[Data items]
□ □ □ □

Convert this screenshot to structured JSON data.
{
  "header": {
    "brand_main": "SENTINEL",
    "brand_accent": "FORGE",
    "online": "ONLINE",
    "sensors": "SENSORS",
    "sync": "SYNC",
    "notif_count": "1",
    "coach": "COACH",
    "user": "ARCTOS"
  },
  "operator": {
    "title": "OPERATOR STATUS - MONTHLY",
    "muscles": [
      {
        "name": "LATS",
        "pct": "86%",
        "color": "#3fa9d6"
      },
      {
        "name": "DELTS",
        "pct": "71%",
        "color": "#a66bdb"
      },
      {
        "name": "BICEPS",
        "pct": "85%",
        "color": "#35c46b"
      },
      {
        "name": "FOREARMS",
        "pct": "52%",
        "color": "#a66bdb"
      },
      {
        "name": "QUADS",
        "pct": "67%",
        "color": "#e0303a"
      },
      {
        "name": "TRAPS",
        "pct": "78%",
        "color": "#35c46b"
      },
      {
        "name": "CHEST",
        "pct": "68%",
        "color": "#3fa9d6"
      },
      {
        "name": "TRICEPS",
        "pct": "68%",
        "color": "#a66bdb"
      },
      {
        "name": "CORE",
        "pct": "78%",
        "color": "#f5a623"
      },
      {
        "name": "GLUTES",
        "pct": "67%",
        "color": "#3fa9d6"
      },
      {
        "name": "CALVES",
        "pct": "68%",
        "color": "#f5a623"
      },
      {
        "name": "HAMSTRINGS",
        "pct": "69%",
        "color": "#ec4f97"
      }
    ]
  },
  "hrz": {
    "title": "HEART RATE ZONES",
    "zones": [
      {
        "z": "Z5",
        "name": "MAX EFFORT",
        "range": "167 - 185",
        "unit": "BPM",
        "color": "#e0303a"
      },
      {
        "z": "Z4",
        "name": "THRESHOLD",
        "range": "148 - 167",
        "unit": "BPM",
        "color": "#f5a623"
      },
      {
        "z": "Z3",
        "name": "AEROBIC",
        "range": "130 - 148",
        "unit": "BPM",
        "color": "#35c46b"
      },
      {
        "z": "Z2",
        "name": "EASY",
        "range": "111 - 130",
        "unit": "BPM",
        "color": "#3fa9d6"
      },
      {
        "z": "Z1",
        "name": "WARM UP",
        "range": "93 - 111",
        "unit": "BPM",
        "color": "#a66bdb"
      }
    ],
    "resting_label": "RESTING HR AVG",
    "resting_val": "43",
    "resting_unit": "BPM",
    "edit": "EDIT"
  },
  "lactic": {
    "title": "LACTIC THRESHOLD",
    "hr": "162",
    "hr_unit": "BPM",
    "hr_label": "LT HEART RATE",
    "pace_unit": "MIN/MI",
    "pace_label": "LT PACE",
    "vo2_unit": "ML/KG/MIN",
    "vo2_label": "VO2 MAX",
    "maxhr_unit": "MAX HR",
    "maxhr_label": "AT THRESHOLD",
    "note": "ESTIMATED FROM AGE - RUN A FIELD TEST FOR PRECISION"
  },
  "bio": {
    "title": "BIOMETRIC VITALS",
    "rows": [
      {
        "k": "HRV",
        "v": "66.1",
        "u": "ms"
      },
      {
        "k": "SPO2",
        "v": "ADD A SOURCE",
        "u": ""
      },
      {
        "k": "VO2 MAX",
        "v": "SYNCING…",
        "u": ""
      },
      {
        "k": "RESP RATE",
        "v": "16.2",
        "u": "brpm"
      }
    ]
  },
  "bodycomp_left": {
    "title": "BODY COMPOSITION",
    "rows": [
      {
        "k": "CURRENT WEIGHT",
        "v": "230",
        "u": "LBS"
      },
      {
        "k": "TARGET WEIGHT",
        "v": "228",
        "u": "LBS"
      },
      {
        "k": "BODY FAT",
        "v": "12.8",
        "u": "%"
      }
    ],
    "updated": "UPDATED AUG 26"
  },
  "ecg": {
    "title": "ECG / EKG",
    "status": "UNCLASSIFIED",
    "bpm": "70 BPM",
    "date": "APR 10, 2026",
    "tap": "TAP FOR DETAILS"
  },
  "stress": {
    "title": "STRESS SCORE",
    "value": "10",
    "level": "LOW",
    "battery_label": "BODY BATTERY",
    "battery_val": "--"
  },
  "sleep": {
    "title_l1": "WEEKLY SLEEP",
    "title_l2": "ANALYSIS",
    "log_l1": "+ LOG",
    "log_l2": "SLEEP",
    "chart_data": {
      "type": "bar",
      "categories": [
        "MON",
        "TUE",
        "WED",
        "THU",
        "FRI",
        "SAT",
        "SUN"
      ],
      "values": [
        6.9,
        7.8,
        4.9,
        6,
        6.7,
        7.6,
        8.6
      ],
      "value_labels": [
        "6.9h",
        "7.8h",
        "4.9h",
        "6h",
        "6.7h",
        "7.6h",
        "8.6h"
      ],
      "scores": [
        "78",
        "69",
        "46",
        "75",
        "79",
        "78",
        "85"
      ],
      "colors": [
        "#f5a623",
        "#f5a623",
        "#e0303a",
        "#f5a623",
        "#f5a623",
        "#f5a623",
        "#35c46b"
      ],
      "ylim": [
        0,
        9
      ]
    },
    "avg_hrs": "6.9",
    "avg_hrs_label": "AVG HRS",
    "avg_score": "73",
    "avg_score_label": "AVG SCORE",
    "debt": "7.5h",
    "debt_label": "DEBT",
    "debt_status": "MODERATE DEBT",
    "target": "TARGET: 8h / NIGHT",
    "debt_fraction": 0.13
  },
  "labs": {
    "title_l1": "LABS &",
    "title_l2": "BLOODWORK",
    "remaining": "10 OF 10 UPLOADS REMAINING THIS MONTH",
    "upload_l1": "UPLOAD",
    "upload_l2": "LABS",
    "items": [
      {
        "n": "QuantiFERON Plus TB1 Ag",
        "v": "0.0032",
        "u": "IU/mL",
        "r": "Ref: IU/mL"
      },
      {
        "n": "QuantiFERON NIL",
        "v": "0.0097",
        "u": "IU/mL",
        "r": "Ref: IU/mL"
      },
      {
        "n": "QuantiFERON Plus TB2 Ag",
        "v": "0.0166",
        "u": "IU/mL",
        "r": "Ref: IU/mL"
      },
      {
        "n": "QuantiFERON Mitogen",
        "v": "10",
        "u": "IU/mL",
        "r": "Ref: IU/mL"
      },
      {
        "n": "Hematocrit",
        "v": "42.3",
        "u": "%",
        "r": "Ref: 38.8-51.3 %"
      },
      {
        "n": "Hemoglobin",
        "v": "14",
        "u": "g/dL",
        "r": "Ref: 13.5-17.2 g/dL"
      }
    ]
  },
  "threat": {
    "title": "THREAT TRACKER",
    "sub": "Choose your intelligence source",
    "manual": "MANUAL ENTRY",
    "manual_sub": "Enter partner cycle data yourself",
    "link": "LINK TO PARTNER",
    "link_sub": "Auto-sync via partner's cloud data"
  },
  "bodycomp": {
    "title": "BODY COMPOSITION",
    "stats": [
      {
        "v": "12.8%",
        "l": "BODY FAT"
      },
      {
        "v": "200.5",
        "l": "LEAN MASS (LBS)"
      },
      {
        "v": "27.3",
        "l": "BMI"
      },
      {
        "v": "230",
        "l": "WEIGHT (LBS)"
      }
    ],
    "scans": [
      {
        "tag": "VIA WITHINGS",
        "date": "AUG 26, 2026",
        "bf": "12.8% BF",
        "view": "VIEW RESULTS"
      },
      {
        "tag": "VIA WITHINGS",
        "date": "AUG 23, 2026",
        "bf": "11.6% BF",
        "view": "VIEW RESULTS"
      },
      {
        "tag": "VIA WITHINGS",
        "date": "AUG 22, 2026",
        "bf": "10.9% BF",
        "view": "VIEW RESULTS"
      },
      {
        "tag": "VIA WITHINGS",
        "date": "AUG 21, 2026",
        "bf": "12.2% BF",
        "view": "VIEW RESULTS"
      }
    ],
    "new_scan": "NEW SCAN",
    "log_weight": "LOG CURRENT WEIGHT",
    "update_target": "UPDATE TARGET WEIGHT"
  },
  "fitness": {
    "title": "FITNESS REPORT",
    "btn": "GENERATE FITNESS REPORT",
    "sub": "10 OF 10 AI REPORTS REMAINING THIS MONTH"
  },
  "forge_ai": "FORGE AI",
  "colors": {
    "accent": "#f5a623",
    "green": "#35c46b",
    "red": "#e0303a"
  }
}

□ □ □ □

_Direction_: Gather from the entries above all lines that include the string "CURRENT".

_Task answer_:
        "k": "CURRENT WEIGHT",
    "log_weight": "LOG CURRENT WEIGHT",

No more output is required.